Reproduce every record exactly as it appears, but not the pictures.

Given information.
_ _ _ _

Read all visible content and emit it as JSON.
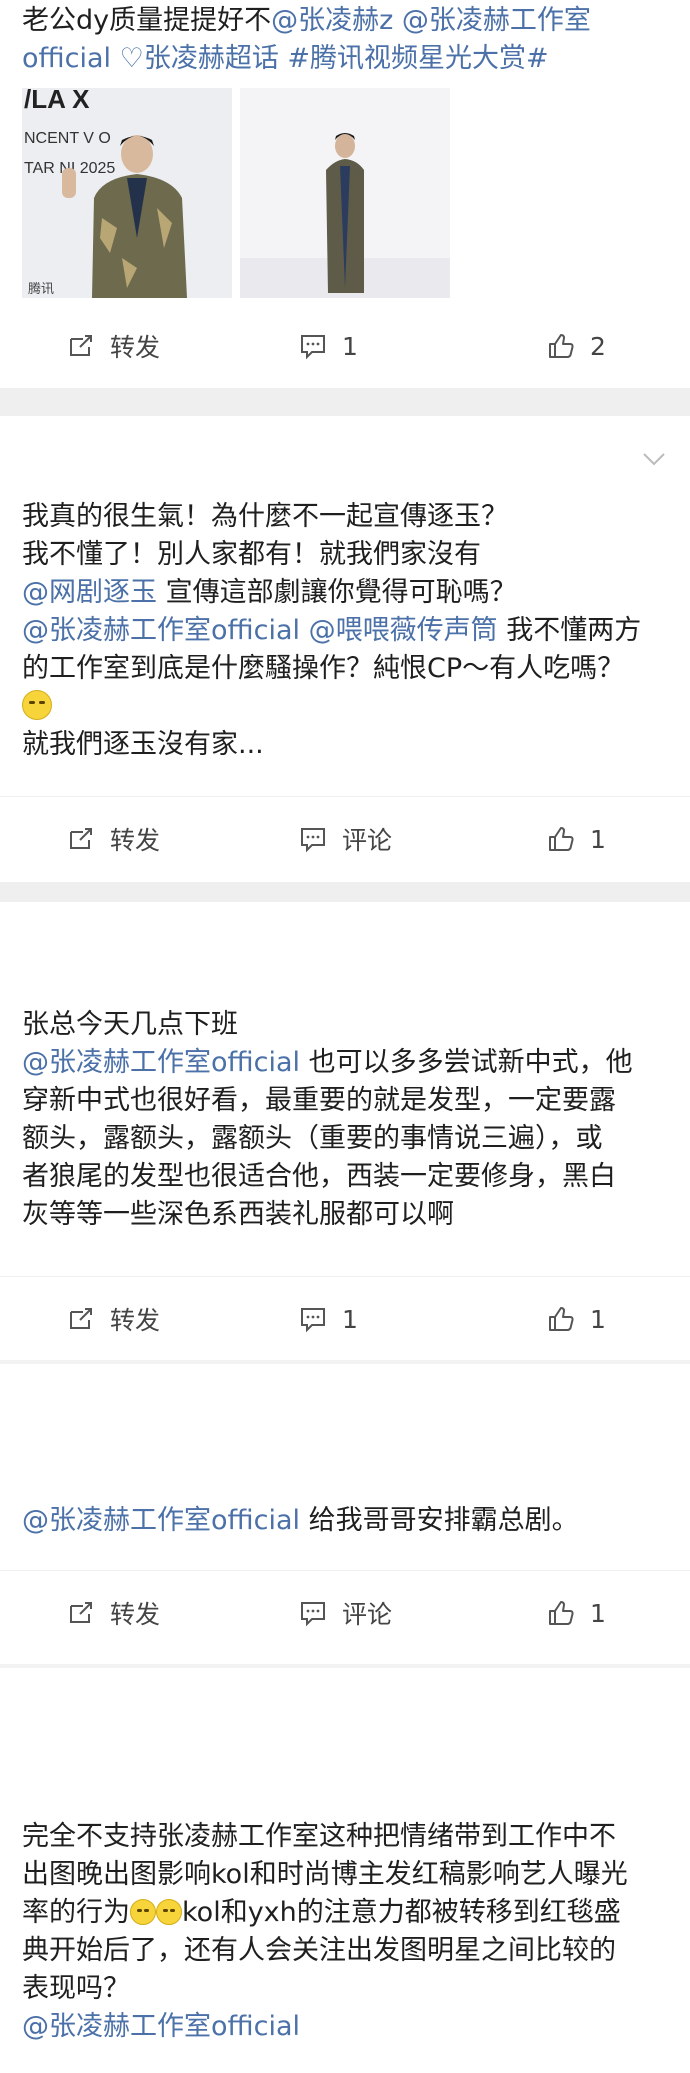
{
  "posts": [
    {
      "lines": [
        [
          {
            "t": "老公dy质量提提好不"
          },
          {
            "t": "@张凌赫z",
            "m": 1
          },
          {
            "t": " "
          },
          {
            "t": "@张凌赫工作室",
            "m": 1
          }
        ],
        [
          {
            "t": "official",
            "m": 1
          },
          {
            "t": " "
          },
          {
            "t": "♡张凌赫超话",
            "m": 1
          },
          {
            "t": " "
          },
          {
            "t": "#腾讯视频星光大赏#",
            "m": 1
          }
        ]
      ],
      "image_text": [
        "/LA X",
        "NCENT V   O",
        "TAR NI    2025",
        "腾讯"
      ],
      "actions": {
        "repost": "转发",
        "comment": "1",
        "like": "2"
      }
    },
    {
      "lines": [
        [
          {
            "t": "我真的很生氣！為什麼不一起宣傳逐玉？"
          }
        ],
        [
          {
            "t": "我不懂了！別人家都有！就我們家沒有"
          }
        ],
        [
          {
            "t": "@网剧逐玉",
            "m": 1
          },
          {
            "t": " 宣傳這部劇讓你覺得可恥嗎？"
          }
        ],
        [
          {
            "t": "@张凌赫工作室official",
            "m": 1
          },
          {
            "t": " "
          },
          {
            "t": "@喂喂薇传声筒",
            "m": 1
          },
          {
            "t": " 我不懂两方"
          }
        ],
        [
          {
            "t": "的工作室到底是什麼騷操作？純恨CP～有人吃嗎？"
          }
        ],
        [
          {
            "t": "__EMOJI__"
          }
        ],
        [
          {
            "t": "就我們逐玉沒有家..."
          }
        ]
      ],
      "actions": {
        "repost": "转发",
        "comment": "评论",
        "like": "1"
      }
    },
    {
      "lines": [
        [
          {
            "t": "张总今天几点下班"
          }
        ],
        [
          {
            "t": " "
          }
        ],
        [
          {
            "t": "@张凌赫工作室official",
            "m": 1
          },
          {
            "t": " 也可以多多尝试新中式，他"
          }
        ],
        [
          {
            "t": "穿新中式也很好看，最重要的就是发型，一定要露"
          }
        ],
        [
          {
            "t": "额头，露额头，露额头（重要的事情说三遍），或"
          }
        ],
        [
          {
            "t": "者狼尾的发型也很适合他，西装一定要修身，黑白"
          }
        ],
        [
          {
            "t": "灰等等一些深色系西装礼服都可以啊"
          }
        ]
      ],
      "actions": {
        "repost": "转发",
        "comment": "1",
        "like": "1"
      }
    },
    {
      "lines": [
        [
          {
            "t": "@张凌赫工作室official",
            "m": 1
          },
          {
            "t": " 给我哥哥安排霸总剧。"
          }
        ]
      ],
      "actions": {
        "repost": "转发",
        "comment": "评论",
        "like": "1"
      }
    },
    {
      "lines": [
        [
          {
            "t": "完全不支持张凌赫工作室这种把情绪带到工作中不"
          }
        ],
        [
          {
            "t": "出图晚出图影响kol和时尚博主发红稿影响艺人曝光"
          }
        ],
        [
          {
            "t": "率的行为"
          },
          {
            "t": "__EMOJI2__"
          },
          {
            "t": "kol和yxh的注意力都被转移到红毯盛"
          }
        ],
        [
          {
            "t": "典开始后了，还有人会关注出发图明星之间比较的"
          }
        ],
        [
          {
            "t": "表现吗？"
          }
        ],
        [
          {
            "t": "@张凌赫工作室official",
            "m": 1
          }
        ]
      ]
    }
  ],
  "icons": {
    "repost": "repost-icon",
    "comment": "comment-icon",
    "like": "like-icon",
    "collapse": "chevron-down-icon",
    "emoji": "rolling-eyes-emoji"
  },
  "colors": {
    "mention": "#4b71a8",
    "text": "#1f1f1f",
    "divider": "#efefef"
  }
}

_ _ _ _

Task answer.
Read all visible content and emit it as JSON.
{
  "posts": [
    {
      "lines": [
        [
          {
            "t": "老公dy质量提提好不"
          },
          {
            "t": "@张凌赫z",
            "m": 1
          },
          {
            "t": " "
          },
          {
            "t": "@张凌赫工作室",
            "m": 1
          }
        ],
        [
          {
            "t": "official",
            "m": 1
          },
          {
            "t": " "
          },
          {
            "t": "♡张凌赫超话",
            "m": 1
          },
          {
            "t": " "
          },
          {
            "t": "#腾讯视频星光大赏#",
            "m": 1
          }
        ]
      ],
      "image_text": [
        "/LA X",
        "NCENT V   O",
        "TAR NI    2025",
        "腾讯"
      ],
      "actions": {
        "repost": "转发",
        "comment": "1",
        "like": "2"
      }
    },
    {
      "lines": [
        [
          {
            "t": "我真的很生氣！為什麼不一起宣傳逐玉？"
          }
        ],
        [
          {
            "t": "我不懂了！別人家都有！就我們家沒有"
          }
        ],
        [
          {
            "t": "@网剧逐玉",
            "m": 1
          },
          {
            "t": " 宣傳這部劇讓你覺得可恥嗎？"
          }
        ],
        [
          {
            "t": "@张凌赫工作室official",
            "m": 1
          },
          {
            "t": " "
          },
          {
            "t": "@喂喂薇传声筒",
            "m": 1
          },
          {
            "t": " 我不懂两方"
          }
        ],
        [
          {
            "t": "的工作室到底是什麼騷操作？純恨CP～有人吃嗎？"
          }
        ],
        [
          {
            "t": "__EMOJI__"
          }
        ],
        [
          {
            "t": "就我們逐玉沒有家..."
          }
        ]
      ],
      "actions": {
        "repost": "转发",
        "comment": "评论",
        "like": "1"
      }
    },
    {
      "lines": [
        [
          {
            "t": "张总今天几点下班"
          }
        ],
        [
          {
            "t": " "
          }
        ],
        [
          {
            "t": "@张凌赫工作室official",
            "m": 1
          },
          {
            "t": " 也可以多多尝试新中式，他"
          }
        ],
        [
          {
            "t": "穿新中式也很好看，最重要的就是发型，一定要露"
          }
        ],
        [
          {
            "t": "额头，露额头，露额头（重要的事情说三遍），或"
          }
        ],
        [
          {
            "t": "者狼尾的发型也很适合他，西装一定要修身，黑白"
          }
        ],
        [
          {
            "t": "灰等等一些深色系西装礼服都可以啊"
          }
        ]
      ],
      "actions": {
        "repost": "转发",
        "comment": "1",
        "like": "1"
      }
    },
    {
      "lines": [
        [
          {
            "t": "@张凌赫工作室official",
            "m": 1
          },
          {
            "t": " 给我哥哥安排霸总剧。"
          }
        ]
      ],
      "actions": {
        "repost": "转发",
        "comment": "评论",
        "like": "1"
      }
    },
    {
      "lines": [
        [
          {
            "t": "完全不支持张凌赫工作室这种把情绪带到工作中不"
          }
        ],
        [
          {
            "t": "出图晚出图影响kol和时尚博主发红稿影响艺人曝光"
          }
        ],
        [
          {
            "t": "率的行为"
          },
          {
            "t": "__EMOJI2__"
          },
          {
            "t": "kol和yxh的注意力都被转移到红毯盛"
          }
        ],
        [
          {
            "t": "典开始后了，还有人会关注出发图明星之间比较的"
          }
        ],
        [
          {
            "t": "表现吗？"
          }
        ],
        [
          {
            "t": "@张凌赫工作室official",
            "m": 1
          }
        ]
      ]
    }
  ],
  "icons": {
    "repost": "repost-icon",
    "comment": "comment-icon",
    "like": "like-icon",
    "collapse": "chevron-down-icon",
    "emoji": "rolling-eyes-emoji"
  },
  "colors": {
    "mention": "#4b71a8",
    "text": "#1f1f1f",
    "divider": "#efefef"
  }
}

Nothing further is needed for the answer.